(Given request):
Every record should be written out exactly, with the pictures left out.

## begin Data provided

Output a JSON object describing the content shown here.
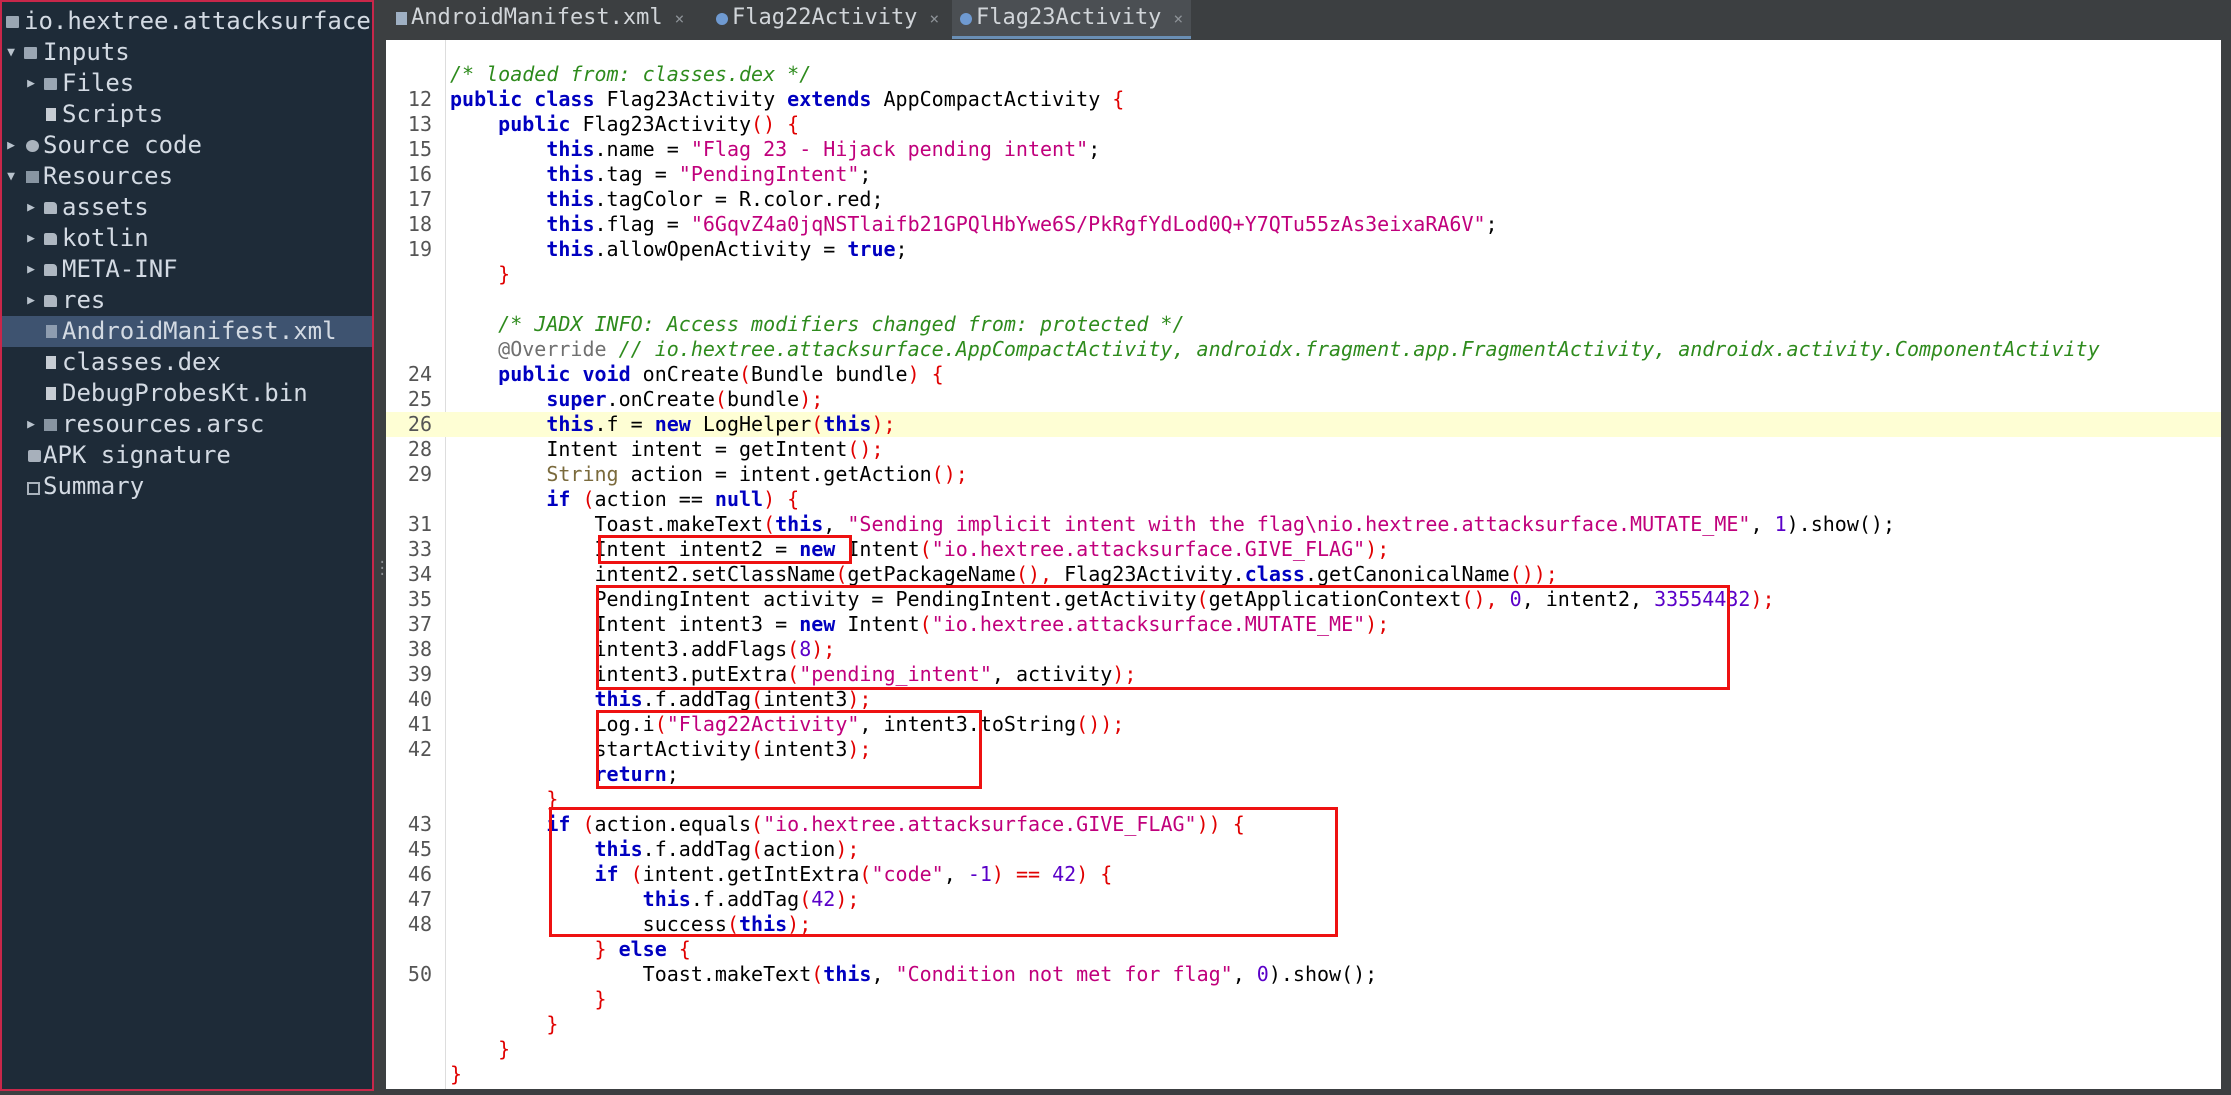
{
  "tree": {
    "root": "io.hextree.attacksurface.",
    "inputs": "Inputs",
    "files": "Files",
    "scripts": "Scripts",
    "source_code": "Source code",
    "resources": "Resources",
    "assets": "assets",
    "kotlin": "kotlin",
    "meta_inf": "META-INF",
    "res": "res",
    "manifest": "AndroidManifest.xml",
    "classes_dex": "classes.dex",
    "debug_probes": "DebugProbesKt.bin",
    "resources_arsc": "resources.arsc",
    "apk_signature": "APK signature",
    "summary": "Summary"
  },
  "tabs": [
    {
      "label": "AndroidManifest.xml"
    },
    {
      "label": "Flag22Activity"
    },
    {
      "label": "Flag23Activity"
    }
  ],
  "tab_close_glyph": "×",
  "code": {
    "l0": {
      "ln": "",
      "t1": "/* loaded from: classes.dex */"
    },
    "l1": {
      "ln": "12",
      "t1": "public class ",
      "t2": "Flag23Activity ",
      "t3": "extends ",
      "t4": "AppCompactActivity ",
      "t5": "{"
    },
    "l2": {
      "ln": "13",
      "t1": "    public ",
      "t2": "Flag23Activity",
      "t3": "() {"
    },
    "l3": {
      "ln": "15",
      "t1": "        this",
      "t2": ".name = ",
      "t3": "\"Flag 23 - Hijack pending intent\"",
      "t4": ";"
    },
    "l4": {
      "ln": "16",
      "t1": "        this",
      "t2": ".tag = ",
      "t3": "\"PendingIntent\"",
      "t4": ";"
    },
    "l5": {
      "ln": "17",
      "t1": "        this",
      "t2": ".tagColor = R.color.red;"
    },
    "l6": {
      "ln": "18",
      "t1": "        this",
      "t2": ".flag = ",
      "t3": "\"6GqvZ4a0jqNSTlaifb21GPQlHbYwe6S/PkRgfYdLod0Q+Y7QTu55zAs3eixaRA6V\"",
      "t4": ";"
    },
    "l7": {
      "ln": "19",
      "t1": "        this",
      "t2": ".allowOpenActivity = ",
      "t3": "true",
      "t4": ";"
    },
    "l8": {
      "ln": "",
      "t1": "    }"
    },
    "l9": {
      "ln": "",
      "t1": ""
    },
    "l10": {
      "ln": "",
      "t1": "    /* JADX INFO: Access modifiers changed from: protected */"
    },
    "l11": {
      "ln": "",
      "t1": "    @Override ",
      "t2": "// io.hextree.attacksurface.AppCompactActivity, androidx.fragment.app.FragmentActivity, androidx.activity.ComponentActivity"
    },
    "l12": {
      "ln": "24",
      "t1": "    public void ",
      "t2": "onCreate",
      "t3": "(",
      "t4": "Bundle bundle",
      "t5": ") {"
    },
    "l13": {
      "ln": "25",
      "t1": "        super",
      "t2": ".onCreate",
      "t3": "(",
      "t4": "bundle",
      "t5": ");"
    },
    "l14": {
      "ln": "26",
      "t1": "        this",
      "t2": ".f = ",
      "t3": "new ",
      "t4": "LogHelper",
      "t5": "(",
      "t6": "this",
      "t7": ");"
    },
    "l15": {
      "ln": "28",
      "t1": "        Intent intent = getIntent",
      "t2": "();"
    },
    "l16": {
      "ln": "29",
      "t1": "        String ",
      "t2": "action = intent.getAction",
      "t3": "();"
    },
    "l17": {
      "ln": "",
      "t1": "        if ",
      "t2": "(",
      "t3": "action == ",
      "t4": "null",
      "t5": ") {"
    },
    "l18": {
      "ln": "31",
      "t1": "            Toast.makeText",
      "t2": "(",
      "t3": "this",
      "t4": ", ",
      "t5": "\"Sending implicit intent with the flag\\nio.hextree.attacksurface.MUTATE_ME\"",
      "t6": ", ",
      "t7": "1",
      "t8": ").show();"
    },
    "l19": {
      "ln": "33",
      "t1": "            Intent intent2 = ",
      "t2": "new ",
      "t3": "Intent",
      "t4": "(",
      "t5": "\"io.hextree.attacksurface.GIVE_FLAG\"",
      "t6": ");"
    },
    "l20": {
      "ln": "34",
      "t1": "            intent2.setClassName",
      "t2": "(",
      "t3": "getPackageName",
      "t4": "(), ",
      "t5": "Flag23Activity.",
      "t6": "class",
      "t7": ".getCanonicalName",
      "t8": "());"
    },
    "l21": {
      "ln": "35",
      "t1": "            PendingIntent activity = PendingIntent.getActivity",
      "t2": "(",
      "t3": "getApplicationContext",
      "t4": "(), ",
      "t5": "0",
      "t6": ", intent2, ",
      "t7": "33554432",
      "t8": ");"
    },
    "l22": {
      "ln": "37",
      "t1": "            Intent intent3 = ",
      "t2": "new ",
      "t3": "Intent",
      "t4": "(",
      "t5": "\"io.hextree.attacksurface.MUTATE_ME\"",
      "t6": ");"
    },
    "l23": {
      "ln": "38",
      "t1": "            intent3.addFlags",
      "t2": "(",
      "t3": "8",
      "t4": ");"
    },
    "l24": {
      "ln": "39",
      "t1": "            intent3.putExtra",
      "t2": "(",
      "t3": "\"pending_intent\"",
      "t4": ", activity",
      "t5": ");"
    },
    "l25": {
      "ln": "40",
      "t1": "            this",
      "t2": ".f.addTag",
      "t3": "(",
      "t4": "intent3",
      "t5": ");"
    },
    "l26": {
      "ln": "41",
      "t1": "            Log.i",
      "t2": "(",
      "t3": "\"Flag22Activity\"",
      "t4": ", intent3.toString",
      "t5": "());"
    },
    "l27": {
      "ln": "42",
      "t1": "            startActivity",
      "t2": "(",
      "t3": "intent3",
      "t4": ");"
    },
    "l28": {
      "ln": "",
      "t1": "            return",
      "t2": ";"
    },
    "l29": {
      "ln": "",
      "t1": "        }"
    },
    "l30": {
      "ln": "43",
      "t1": "        if ",
      "t2": "(",
      "t3": "action.equals",
      "t4": "(",
      "t5": "\"io.hextree.attacksurface.GIVE_FLAG\"",
      "t6": ")) {"
    },
    "l31": {
      "ln": "45",
      "t1": "            this",
      "t2": ".f.addTag",
      "t3": "(",
      "t4": "action",
      "t5": ");"
    },
    "l32": {
      "ln": "46",
      "t1": "            if ",
      "t2": "(",
      "t3": "intent.getIntExtra",
      "t4": "(",
      "t5": "\"code\"",
      "t6": ", ",
      "t7": "-1",
      "t8": ") == ",
      "t9": "42",
      "t10": ") {"
    },
    "l33": {
      "ln": "47",
      "t1": "                this",
      "t2": ".f.addTag",
      "t3": "(",
      "t4": "42",
      "t5": ");"
    },
    "l34": {
      "ln": "48",
      "t1": "                success",
      "t2": "(",
      "t3": "this",
      "t4": ");"
    },
    "l35": {
      "ln": "",
      "t1": "            } ",
      "t2": "else ",
      "t3": "{"
    },
    "l36": {
      "ln": "50",
      "t1": "                Toast.makeText",
      "t2": "(",
      "t3": "this",
      "t4": ", ",
      "t5": "\"Condition not met for flag\"",
      "t6": ", ",
      "t7": "0",
      "t8": ").show();"
    },
    "l37": {
      "ln": "",
      "t1": "            }"
    },
    "l38": {
      "ln": "",
      "t1": "        }"
    },
    "l39": {
      "ln": "",
      "t1": "    }"
    },
    "l40": {
      "ln": "",
      "t1": "}"
    }
  }
}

## end Data provided

(Task answer):
Output a JSON object describing the content shown here.
{
  "tree": {
    "root": "io.hextree.attacksurface.",
    "inputs": "Inputs",
    "files": "Files",
    "scripts": "Scripts",
    "source_code": "Source code",
    "resources": "Resources",
    "assets": "assets",
    "kotlin": "kotlin",
    "meta_inf": "META-INF",
    "res": "res",
    "manifest": "AndroidManifest.xml",
    "classes_dex": "classes.dex",
    "debug_probes": "DebugProbesKt.bin",
    "resources_arsc": "resources.arsc",
    "apk_signature": "APK signature",
    "summary": "Summary"
  },
  "tabs": [
    {
      "label": "AndroidManifest.xml"
    },
    {
      "label": "Flag22Activity"
    },
    {
      "label": "Flag23Activity"
    }
  ],
  "tab_close_glyph": "×",
  "code": {
    "l0": {
      "ln": "",
      "t1": "/* loaded from: classes.dex */"
    },
    "l1": {
      "ln": "12",
      "t1": "public class ",
      "t2": "Flag23Activity ",
      "t3": "extends ",
      "t4": "AppCompactActivity ",
      "t5": "{"
    },
    "l2": {
      "ln": "13",
      "t1": "    public ",
      "t2": "Flag23Activity",
      "t3": "() {"
    },
    "l3": {
      "ln": "15",
      "t1": "        this",
      "t2": ".name = ",
      "t3": "\"Flag 23 - Hijack pending intent\"",
      "t4": ";"
    },
    "l4": {
      "ln": "16",
      "t1": "        this",
      "t2": ".tag = ",
      "t3": "\"PendingIntent\"",
      "t4": ";"
    },
    "l5": {
      "ln": "17",
      "t1": "        this",
      "t2": ".tagColor = R.color.red;"
    },
    "l6": {
      "ln": "18",
      "t1": "        this",
      "t2": ".flag = ",
      "t3": "\"6GqvZ4a0jqNSTlaifb21GPQlHbYwe6S/PkRgfYdLod0Q+Y7QTu55zAs3eixaRA6V\"",
      "t4": ";"
    },
    "l7": {
      "ln": "19",
      "t1": "        this",
      "t2": ".allowOpenActivity = ",
      "t3": "true",
      "t4": ";"
    },
    "l8": {
      "ln": "",
      "t1": "    }"
    },
    "l9": {
      "ln": "",
      "t1": ""
    },
    "l10": {
      "ln": "",
      "t1": "    /* JADX INFO: Access modifiers changed from: protected */"
    },
    "l11": {
      "ln": "",
      "t1": "    @Override ",
      "t2": "// io.hextree.attacksurface.AppCompactActivity, androidx.fragment.app.FragmentActivity, androidx.activity.ComponentActivity"
    },
    "l12": {
      "ln": "24",
      "t1": "    public void ",
      "t2": "onCreate",
      "t3": "(",
      "t4": "Bundle bundle",
      "t5": ") {"
    },
    "l13": {
      "ln": "25",
      "t1": "        super",
      "t2": ".onCreate",
      "t3": "(",
      "t4": "bundle",
      "t5": ");"
    },
    "l14": {
      "ln": "26",
      "t1": "        this",
      "t2": ".f = ",
      "t3": "new ",
      "t4": "LogHelper",
      "t5": "(",
      "t6": "this",
      "t7": ");"
    },
    "l15": {
      "ln": "28",
      "t1": "        Intent intent = getIntent",
      "t2": "();"
    },
    "l16": {
      "ln": "29",
      "t1": "        String ",
      "t2": "action = intent.getAction",
      "t3": "();"
    },
    "l17": {
      "ln": "",
      "t1": "        if ",
      "t2": "(",
      "t3": "action == ",
      "t4": "null",
      "t5": ") {"
    },
    "l18": {
      "ln": "31",
      "t1": "            Toast.makeText",
      "t2": "(",
      "t3": "this",
      "t4": ", ",
      "t5": "\"Sending implicit intent with the flag\\nio.hextree.attacksurface.MUTATE_ME\"",
      "t6": ", ",
      "t7": "1",
      "t8": ").show();"
    },
    "l19": {
      "ln": "33",
      "t1": "            Intent intent2 = ",
      "t2": "new ",
      "t3": "Intent",
      "t4": "(",
      "t5": "\"io.hextree.attacksurface.GIVE_FLAG\"",
      "t6": ");"
    },
    "l20": {
      "ln": "34",
      "t1": "            intent2.setClassName",
      "t2": "(",
      "t3": "getPackageName",
      "t4": "(), ",
      "t5": "Flag23Activity.",
      "t6": "class",
      "t7": ".getCanonicalName",
      "t8": "());"
    },
    "l21": {
      "ln": "35",
      "t1": "            PendingIntent activity = PendingIntent.getActivity",
      "t2": "(",
      "t3": "getApplicationContext",
      "t4": "(), ",
      "t5": "0",
      "t6": ", intent2, ",
      "t7": "33554432",
      "t8": ");"
    },
    "l22": {
      "ln": "37",
      "t1": "            Intent intent3 = ",
      "t2": "new ",
      "t3": "Intent",
      "t4": "(",
      "t5": "\"io.hextree.attacksurface.MUTATE_ME\"",
      "t6": ");"
    },
    "l23": {
      "ln": "38",
      "t1": "            intent3.addFlags",
      "t2": "(",
      "t3": "8",
      "t4": ");"
    },
    "l24": {
      "ln": "39",
      "t1": "            intent3.putExtra",
      "t2": "(",
      "t3": "\"pending_intent\"",
      "t4": ", activity",
      "t5": ");"
    },
    "l25": {
      "ln": "40",
      "t1": "            this",
      "t2": ".f.addTag",
      "t3": "(",
      "t4": "intent3",
      "t5": ");"
    },
    "l26": {
      "ln": "41",
      "t1": "            Log.i",
      "t2": "(",
      "t3": "\"Flag22Activity\"",
      "t4": ", intent3.toString",
      "t5": "());"
    },
    "l27": {
      "ln": "42",
      "t1": "            startActivity",
      "t2": "(",
      "t3": "intent3",
      "t4": ");"
    },
    "l28": {
      "ln": "",
      "t1": "            return",
      "t2": ";"
    },
    "l29": {
      "ln": "",
      "t1": "        }"
    },
    "l30": {
      "ln": "43",
      "t1": "        if ",
      "t2": "(",
      "t3": "action.equals",
      "t4": "(",
      "t5": "\"io.hextree.attacksurface.GIVE_FLAG\"",
      "t6": ")) {"
    },
    "l31": {
      "ln": "45",
      "t1": "            this",
      "t2": ".f.addTag",
      "t3": "(",
      "t4": "action",
      "t5": ");"
    },
    "l32": {
      "ln": "46",
      "t1": "            if ",
      "t2": "(",
      "t3": "intent.getIntExtra",
      "t4": "(",
      "t5": "\"code\"",
      "t6": ", ",
      "t7": "-1",
      "t8": ") == ",
      "t9": "42",
      "t10": ") {"
    },
    "l33": {
      "ln": "47",
      "t1": "                this",
      "t2": ".f.addTag",
      "t3": "(",
      "t4": "42",
      "t5": ");"
    },
    "l34": {
      "ln": "48",
      "t1": "                success",
      "t2": "(",
      "t3": "this",
      "t4": ");"
    },
    "l35": {
      "ln": "",
      "t1": "            } ",
      "t2": "else ",
      "t3": "{"
    },
    "l36": {
      "ln": "50",
      "t1": "                Toast.makeText",
      "t2": "(",
      "t3": "this",
      "t4": ", ",
      "t5": "\"Condition not met for flag\"",
      "t6": ", ",
      "t7": "0",
      "t8": ").show();"
    },
    "l37": {
      "ln": "",
      "t1": "            }"
    },
    "l38": {
      "ln": "",
      "t1": "        }"
    },
    "l39": {
      "ln": "",
      "t1": "    }"
    },
    "l40": {
      "ln": "",
      "t1": "}"
    }
  }
}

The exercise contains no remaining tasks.